# Exercise brief
Reproduce all of the rows below verbatim, leaving the pictures out of your reply.

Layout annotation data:
=-=-=-=-=
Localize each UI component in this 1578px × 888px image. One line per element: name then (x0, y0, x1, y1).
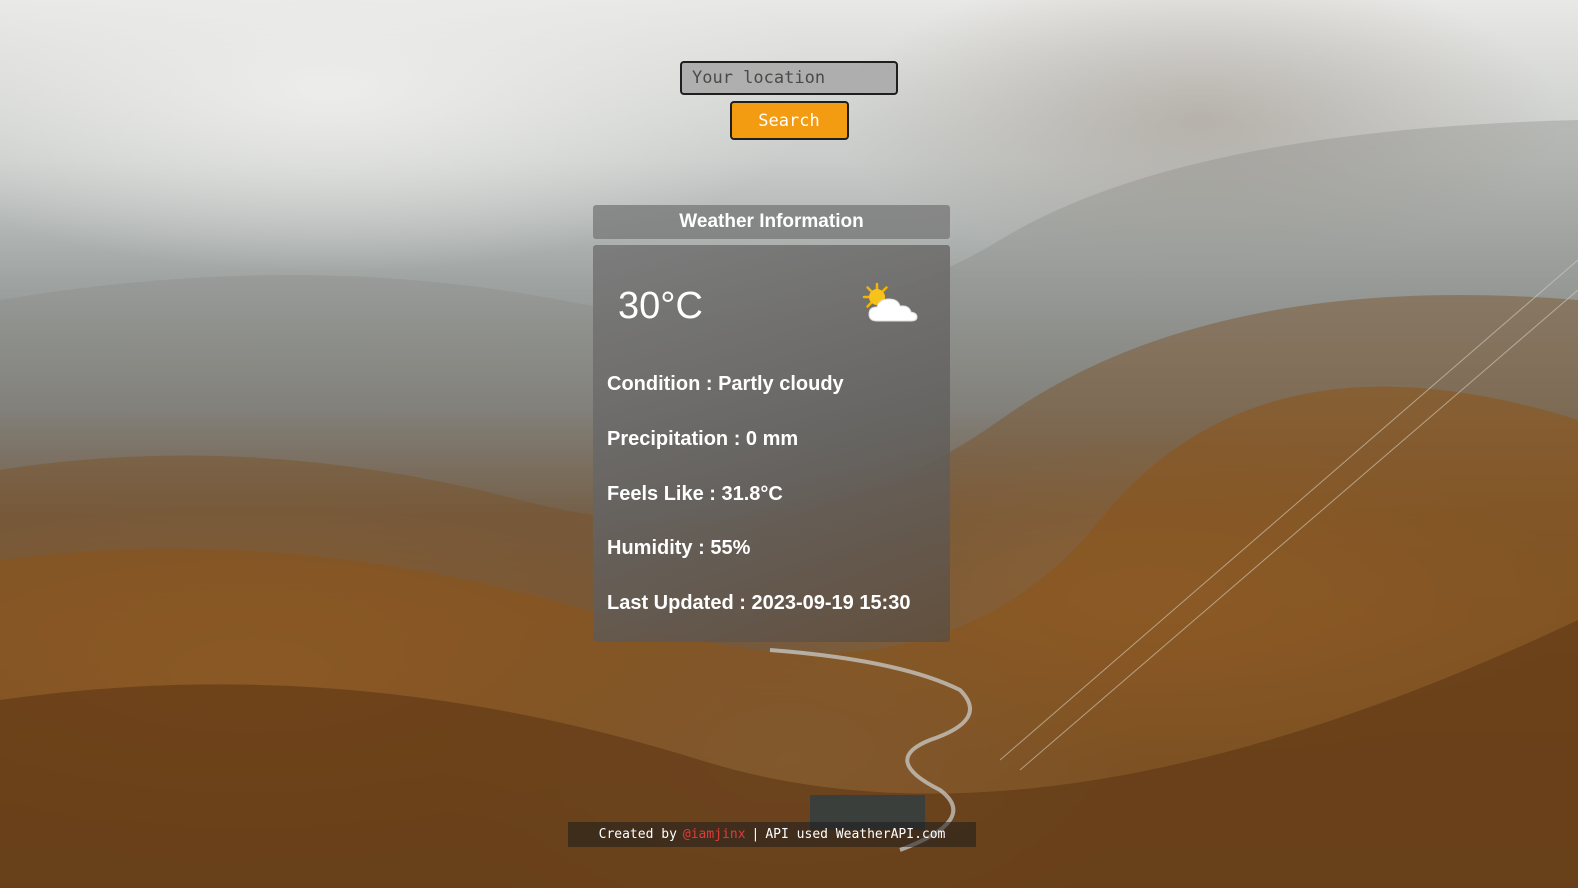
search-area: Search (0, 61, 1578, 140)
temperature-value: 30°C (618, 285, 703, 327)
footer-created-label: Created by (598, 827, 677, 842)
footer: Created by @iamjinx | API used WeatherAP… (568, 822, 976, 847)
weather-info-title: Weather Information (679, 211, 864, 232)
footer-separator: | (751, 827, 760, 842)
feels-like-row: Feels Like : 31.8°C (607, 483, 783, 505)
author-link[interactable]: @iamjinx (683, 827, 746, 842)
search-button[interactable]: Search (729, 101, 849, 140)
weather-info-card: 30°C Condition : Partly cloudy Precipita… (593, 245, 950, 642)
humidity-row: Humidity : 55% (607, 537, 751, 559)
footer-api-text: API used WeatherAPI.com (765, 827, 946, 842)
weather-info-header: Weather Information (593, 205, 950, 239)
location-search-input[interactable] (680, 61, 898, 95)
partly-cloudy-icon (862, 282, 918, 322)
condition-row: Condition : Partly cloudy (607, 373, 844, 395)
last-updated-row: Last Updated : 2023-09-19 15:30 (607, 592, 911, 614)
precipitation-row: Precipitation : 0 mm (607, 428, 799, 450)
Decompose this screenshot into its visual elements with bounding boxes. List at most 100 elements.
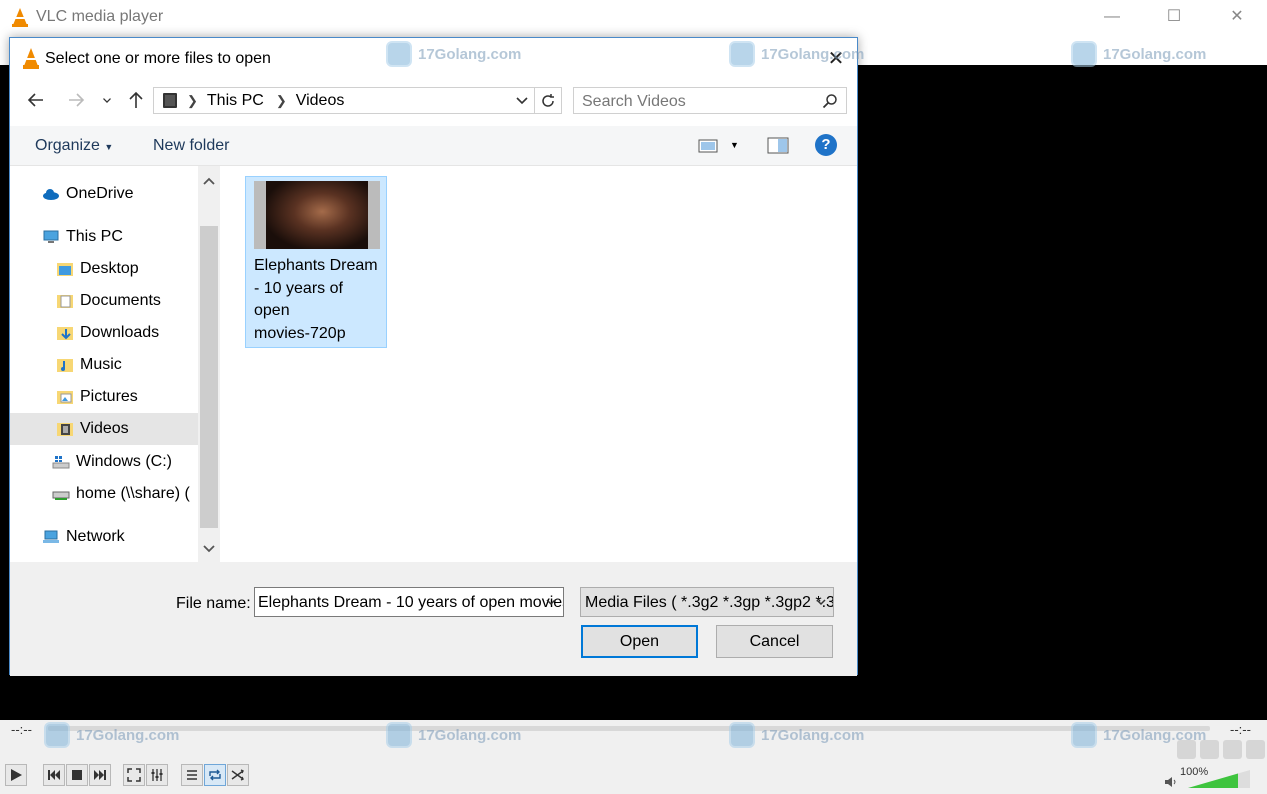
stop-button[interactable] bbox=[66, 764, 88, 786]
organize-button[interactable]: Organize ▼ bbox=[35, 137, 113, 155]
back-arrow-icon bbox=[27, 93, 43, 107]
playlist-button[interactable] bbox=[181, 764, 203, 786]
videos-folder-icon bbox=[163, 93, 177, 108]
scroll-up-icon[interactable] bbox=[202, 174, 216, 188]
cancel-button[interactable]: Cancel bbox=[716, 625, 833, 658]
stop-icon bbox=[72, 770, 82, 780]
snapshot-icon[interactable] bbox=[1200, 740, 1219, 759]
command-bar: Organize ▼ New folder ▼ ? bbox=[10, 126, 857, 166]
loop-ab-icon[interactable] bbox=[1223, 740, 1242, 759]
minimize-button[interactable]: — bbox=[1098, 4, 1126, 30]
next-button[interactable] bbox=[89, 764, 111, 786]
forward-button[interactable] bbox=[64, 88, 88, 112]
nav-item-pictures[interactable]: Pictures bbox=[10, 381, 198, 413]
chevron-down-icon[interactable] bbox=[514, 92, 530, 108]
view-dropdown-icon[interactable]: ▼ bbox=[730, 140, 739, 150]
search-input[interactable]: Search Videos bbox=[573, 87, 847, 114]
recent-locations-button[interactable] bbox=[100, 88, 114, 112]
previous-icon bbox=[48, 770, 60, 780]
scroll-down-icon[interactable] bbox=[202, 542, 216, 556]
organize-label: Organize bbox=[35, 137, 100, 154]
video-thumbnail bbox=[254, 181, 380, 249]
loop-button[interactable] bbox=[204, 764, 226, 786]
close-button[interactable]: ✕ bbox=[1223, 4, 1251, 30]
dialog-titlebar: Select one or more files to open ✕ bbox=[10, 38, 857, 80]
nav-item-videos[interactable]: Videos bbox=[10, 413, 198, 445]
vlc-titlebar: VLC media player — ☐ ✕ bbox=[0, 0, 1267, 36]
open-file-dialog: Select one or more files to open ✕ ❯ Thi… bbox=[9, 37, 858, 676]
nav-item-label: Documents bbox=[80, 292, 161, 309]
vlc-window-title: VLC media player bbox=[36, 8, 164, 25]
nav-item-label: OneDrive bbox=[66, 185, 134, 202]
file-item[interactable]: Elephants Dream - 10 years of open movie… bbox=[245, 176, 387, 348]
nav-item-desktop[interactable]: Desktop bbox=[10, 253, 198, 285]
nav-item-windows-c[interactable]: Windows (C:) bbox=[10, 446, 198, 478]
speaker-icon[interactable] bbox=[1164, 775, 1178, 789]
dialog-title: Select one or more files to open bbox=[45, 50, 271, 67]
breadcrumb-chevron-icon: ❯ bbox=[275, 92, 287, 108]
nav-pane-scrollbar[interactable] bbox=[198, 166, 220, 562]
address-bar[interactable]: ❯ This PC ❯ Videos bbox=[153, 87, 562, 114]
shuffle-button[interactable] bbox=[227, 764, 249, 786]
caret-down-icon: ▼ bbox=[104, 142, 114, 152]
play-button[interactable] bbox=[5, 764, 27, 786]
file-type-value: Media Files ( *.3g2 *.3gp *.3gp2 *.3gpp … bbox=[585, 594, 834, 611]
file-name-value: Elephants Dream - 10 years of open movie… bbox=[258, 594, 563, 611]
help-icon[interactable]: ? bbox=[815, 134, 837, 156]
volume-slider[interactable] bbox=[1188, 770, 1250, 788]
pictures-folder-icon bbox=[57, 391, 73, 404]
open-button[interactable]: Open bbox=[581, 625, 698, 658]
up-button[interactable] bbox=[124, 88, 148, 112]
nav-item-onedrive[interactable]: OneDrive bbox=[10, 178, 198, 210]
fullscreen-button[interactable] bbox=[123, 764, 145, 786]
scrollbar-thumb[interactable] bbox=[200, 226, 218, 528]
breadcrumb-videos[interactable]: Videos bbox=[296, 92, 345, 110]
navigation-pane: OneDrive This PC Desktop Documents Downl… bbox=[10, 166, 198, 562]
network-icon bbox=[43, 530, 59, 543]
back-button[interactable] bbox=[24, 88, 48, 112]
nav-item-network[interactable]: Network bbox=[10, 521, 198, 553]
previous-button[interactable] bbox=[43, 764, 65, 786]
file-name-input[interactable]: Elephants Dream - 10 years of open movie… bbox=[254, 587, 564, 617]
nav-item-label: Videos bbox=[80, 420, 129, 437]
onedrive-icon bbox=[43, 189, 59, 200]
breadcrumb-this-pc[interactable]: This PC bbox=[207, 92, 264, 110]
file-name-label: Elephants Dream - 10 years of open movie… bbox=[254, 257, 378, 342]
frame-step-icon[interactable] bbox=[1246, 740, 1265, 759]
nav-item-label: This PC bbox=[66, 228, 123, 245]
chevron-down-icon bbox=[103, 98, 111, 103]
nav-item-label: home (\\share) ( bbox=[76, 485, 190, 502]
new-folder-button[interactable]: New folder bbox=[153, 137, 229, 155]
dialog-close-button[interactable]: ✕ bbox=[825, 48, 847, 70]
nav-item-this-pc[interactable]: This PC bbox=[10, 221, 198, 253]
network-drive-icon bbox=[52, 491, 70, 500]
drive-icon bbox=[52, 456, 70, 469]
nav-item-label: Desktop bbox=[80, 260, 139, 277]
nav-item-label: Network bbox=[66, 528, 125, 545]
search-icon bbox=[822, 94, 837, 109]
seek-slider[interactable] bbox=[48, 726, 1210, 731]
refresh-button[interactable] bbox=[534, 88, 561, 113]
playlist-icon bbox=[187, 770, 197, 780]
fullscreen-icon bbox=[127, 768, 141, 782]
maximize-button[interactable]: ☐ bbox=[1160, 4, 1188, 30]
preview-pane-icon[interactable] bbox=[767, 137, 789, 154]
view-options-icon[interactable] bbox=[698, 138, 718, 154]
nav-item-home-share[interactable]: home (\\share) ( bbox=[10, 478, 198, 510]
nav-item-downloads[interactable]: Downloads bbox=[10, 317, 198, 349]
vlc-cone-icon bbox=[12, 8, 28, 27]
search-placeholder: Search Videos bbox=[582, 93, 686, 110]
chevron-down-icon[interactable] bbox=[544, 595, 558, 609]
=-=-=-=-=
# Response
Localize each UI component in this 1578px × 888px image. One line per element: name then (x0, y0, x1, y1).
search-area: Search (0, 61, 1578, 140)
temperature-value: 30°C (618, 285, 703, 327)
footer-created-label: Created by (598, 827, 677, 842)
footer: Created by @iamjinx | API used WeatherAP… (568, 822, 976, 847)
weather-info-title: Weather Information (679, 211, 864, 232)
footer-separator: | (751, 827, 760, 842)
feels-like-row: Feels Like : 31.8°C (607, 483, 783, 505)
author-link[interactable]: @iamjinx (683, 827, 746, 842)
search-button[interactable]: Search (729, 101, 849, 140)
weather-info-card: 30°C Condition : Partly cloudy Precipita… (593, 245, 950, 642)
humidity-row: Humidity : 55% (607, 537, 751, 559)
footer-api-text: API used WeatherAPI.com (765, 827, 946, 842)
weather-info-header: Weather Information (593, 205, 950, 239)
location-search-input[interactable] (680, 61, 898, 95)
partly-cloudy-icon (862, 282, 918, 322)
condition-row: Condition : Partly cloudy (607, 373, 844, 395)
last-updated-row: Last Updated : 2023-09-19 15:30 (607, 592, 911, 614)
precipitation-row: Precipitation : 0 mm (607, 428, 799, 450)
Decompose this screenshot into its visual elements with bounding boxes. List at most 100 elements.
stop-button[interactable] bbox=[66, 764, 88, 786]
organize-button[interactable]: Organize ▼ bbox=[35, 137, 113, 155]
back-arrow-icon bbox=[27, 93, 43, 107]
playlist-button[interactable] bbox=[181, 764, 203, 786]
videos-folder-icon bbox=[163, 93, 177, 108]
scroll-up-icon[interactable] bbox=[202, 174, 216, 188]
cancel-button[interactable]: Cancel bbox=[716, 625, 833, 658]
stop-icon bbox=[72, 770, 82, 780]
snapshot-icon[interactable] bbox=[1200, 740, 1219, 759]
command-bar: Organize ▼ New folder ▼ ? bbox=[10, 126, 857, 166]
loop-ab-icon[interactable] bbox=[1223, 740, 1242, 759]
minimize-button[interactable]: — bbox=[1098, 4, 1126, 30]
next-button[interactable] bbox=[89, 764, 111, 786]
forward-button[interactable] bbox=[64, 88, 88, 112]
nav-item-pictures[interactable]: Pictures bbox=[10, 381, 198, 413]
chevron-down-icon[interactable] bbox=[514, 92, 530, 108]
view-dropdown-icon[interactable]: ▼ bbox=[730, 140, 739, 150]
search-input[interactable]: Search Videos bbox=[573, 87, 847, 114]
recent-locations-button[interactable] bbox=[100, 88, 114, 112]
previous-icon bbox=[48, 770, 60, 780]
scroll-down-icon[interactable] bbox=[202, 542, 216, 556]
organize-label: Organize bbox=[35, 137, 100, 154]
video-thumbnail bbox=[254, 181, 380, 249]
loop-button[interactable] bbox=[204, 764, 226, 786]
close-button[interactable]: ✕ bbox=[1223, 4, 1251, 30]
dialog-titlebar: Select one or more files to open ✕ bbox=[10, 38, 857, 80]
nav-item-videos[interactable]: Videos bbox=[10, 413, 198, 445]
vlc-titlebar: VLC media player — ☐ ✕ bbox=[0, 0, 1267, 36]
open-file-dialog: Select one or more files to open ✕ ❯ Thi… bbox=[9, 37, 858, 676]
nav-item-label: Documents bbox=[80, 292, 161, 309]
vlc-window-title: VLC media player bbox=[36, 8, 164, 25]
nav-item-label: OneDrive bbox=[66, 185, 134, 202]
file-item[interactable]: Elephants Dream - 10 years of open movie… bbox=[245, 176, 387, 348]
nav-item-desktop[interactable]: Desktop bbox=[10, 253, 198, 285]
nav-item-windows-c[interactable]: Windows (C:) bbox=[10, 446, 198, 478]
speaker-icon[interactable] bbox=[1164, 775, 1178, 789]
dialog-title: Select one or more files to open bbox=[45, 50, 271, 67]
breadcrumb-chevron-icon: ❯ bbox=[275, 92, 287, 108]
nav-pane-scrollbar[interactable] bbox=[198, 166, 220, 562]
address-bar[interactable]: ❯ This PC ❯ Videos bbox=[153, 87, 562, 114]
shuffle-button[interactable] bbox=[227, 764, 249, 786]
caret-down-icon: ▼ bbox=[104, 142, 114, 152]
play-button[interactable] bbox=[5, 764, 27, 786]
file-type-value: Media Files ( *.3g2 *.3gp *.3gp2 *.3gpp … bbox=[585, 594, 834, 611]
file-name-value: Elephants Dream - 10 years of open movie… bbox=[258, 594, 563, 611]
help-icon[interactable]: ? bbox=[815, 134, 837, 156]
volume-slider[interactable] bbox=[1188, 770, 1250, 788]
pictures-folder-icon bbox=[57, 391, 73, 404]
open-button[interactable]: Open bbox=[581, 625, 698, 658]
up-button[interactable] bbox=[124, 88, 148, 112]
nav-item-onedrive[interactable]: OneDrive bbox=[10, 178, 198, 210]
fullscreen-button[interactable] bbox=[123, 764, 145, 786]
scrollbar-thumb[interactable] bbox=[200, 226, 218, 528]
breadcrumb-videos[interactable]: Videos bbox=[296, 92, 345, 110]
navigation-pane: OneDrive This PC Desktop Documents Downl… bbox=[10, 166, 198, 562]
network-icon bbox=[43, 530, 59, 543]
back-button[interactable] bbox=[24, 88, 48, 112]
nav-item-network[interactable]: Network bbox=[10, 521, 198, 553]
previous-button[interactable] bbox=[43, 764, 65, 786]
file-name-input[interactable]: Elephants Dream - 10 years of open movie… bbox=[254, 587, 564, 617]
nav-item-label: Videos bbox=[80, 420, 129, 437]
onedrive-icon bbox=[43, 189, 59, 200]
breadcrumb-this-pc[interactable]: This PC bbox=[207, 92, 264, 110]
file-name-label: Elephants Dream - 10 years of open movie… bbox=[254, 257, 378, 342]
frame-step-icon[interactable] bbox=[1246, 740, 1265, 759]
nav-item-label: This PC bbox=[66, 228, 123, 245]
chevron-down-icon bbox=[103, 98, 111, 103]
nav-item-label: home (\\share) ( bbox=[76, 485, 190, 502]
new-folder-button[interactable]: New folder bbox=[153, 137, 229, 155]
dialog-close-button[interactable]: ✕ bbox=[825, 48, 847, 70]
nav-item-this-pc[interactable]: This PC bbox=[10, 221, 198, 253]
network-drive-icon bbox=[52, 491, 70, 500]
drive-icon bbox=[52, 456, 70, 469]
nav-item-label: Desktop bbox=[80, 260, 139, 277]
nav-item-label: Network bbox=[66, 528, 125, 545]
search-icon bbox=[822, 94, 837, 109]
seek-slider[interactable] bbox=[48, 726, 1210, 731]
refresh-button[interactable] bbox=[534, 88, 561, 113]
playlist-icon bbox=[187, 770, 197, 780]
fullscreen-icon bbox=[127, 768, 141, 782]
maximize-button[interactable]: ☐ bbox=[1160, 4, 1188, 30]
preview-pane-icon[interactable] bbox=[767, 137, 789, 154]
view-options-icon[interactable] bbox=[698, 138, 718, 154]
nav-item-home-share[interactable]: home (\\share) ( bbox=[10, 478, 198, 510]
nav-item-downloads[interactable]: Downloads bbox=[10, 317, 198, 349]
vlc-cone-icon bbox=[12, 8, 28, 27]
search-placeholder: Search Videos bbox=[582, 93, 686, 110]
chevron-down-icon[interactable] bbox=[544, 595, 558, 609]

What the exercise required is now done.